Extracted records
[START]

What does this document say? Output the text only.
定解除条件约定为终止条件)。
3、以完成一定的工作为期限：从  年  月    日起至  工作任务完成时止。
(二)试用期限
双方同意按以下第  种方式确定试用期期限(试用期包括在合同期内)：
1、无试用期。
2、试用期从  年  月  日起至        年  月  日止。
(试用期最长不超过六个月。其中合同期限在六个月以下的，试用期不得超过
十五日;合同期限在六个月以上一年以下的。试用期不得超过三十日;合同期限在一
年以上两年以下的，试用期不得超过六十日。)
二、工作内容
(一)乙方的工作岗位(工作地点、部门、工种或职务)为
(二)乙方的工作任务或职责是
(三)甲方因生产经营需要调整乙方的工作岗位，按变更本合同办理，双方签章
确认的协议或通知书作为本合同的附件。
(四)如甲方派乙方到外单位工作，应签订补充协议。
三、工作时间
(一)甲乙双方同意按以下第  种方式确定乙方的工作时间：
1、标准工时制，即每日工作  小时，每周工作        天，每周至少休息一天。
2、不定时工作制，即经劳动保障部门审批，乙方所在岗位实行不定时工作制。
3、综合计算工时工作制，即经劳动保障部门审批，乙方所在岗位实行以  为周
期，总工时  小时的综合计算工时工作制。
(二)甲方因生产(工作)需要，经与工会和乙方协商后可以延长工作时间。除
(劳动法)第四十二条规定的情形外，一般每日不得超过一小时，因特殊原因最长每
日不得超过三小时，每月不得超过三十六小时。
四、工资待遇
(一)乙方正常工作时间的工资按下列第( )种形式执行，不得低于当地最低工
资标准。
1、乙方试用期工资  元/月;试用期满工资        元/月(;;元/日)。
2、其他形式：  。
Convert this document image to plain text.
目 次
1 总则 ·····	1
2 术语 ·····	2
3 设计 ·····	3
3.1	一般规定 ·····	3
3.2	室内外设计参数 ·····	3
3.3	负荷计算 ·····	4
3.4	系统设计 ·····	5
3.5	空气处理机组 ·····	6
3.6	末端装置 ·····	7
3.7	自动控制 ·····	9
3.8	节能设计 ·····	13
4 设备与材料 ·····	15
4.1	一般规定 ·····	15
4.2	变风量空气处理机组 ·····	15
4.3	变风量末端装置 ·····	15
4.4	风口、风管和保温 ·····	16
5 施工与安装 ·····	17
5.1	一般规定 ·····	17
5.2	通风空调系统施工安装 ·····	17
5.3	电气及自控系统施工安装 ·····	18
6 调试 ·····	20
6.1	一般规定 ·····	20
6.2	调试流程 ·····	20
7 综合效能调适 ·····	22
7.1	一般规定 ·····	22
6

[END]

__INSTRUCTION__:
In the lines above, find each one with "this" and list it.

__EXERCISE SOLUTION__:
What does this document say? Output the text only.
Convert this document image to plain text.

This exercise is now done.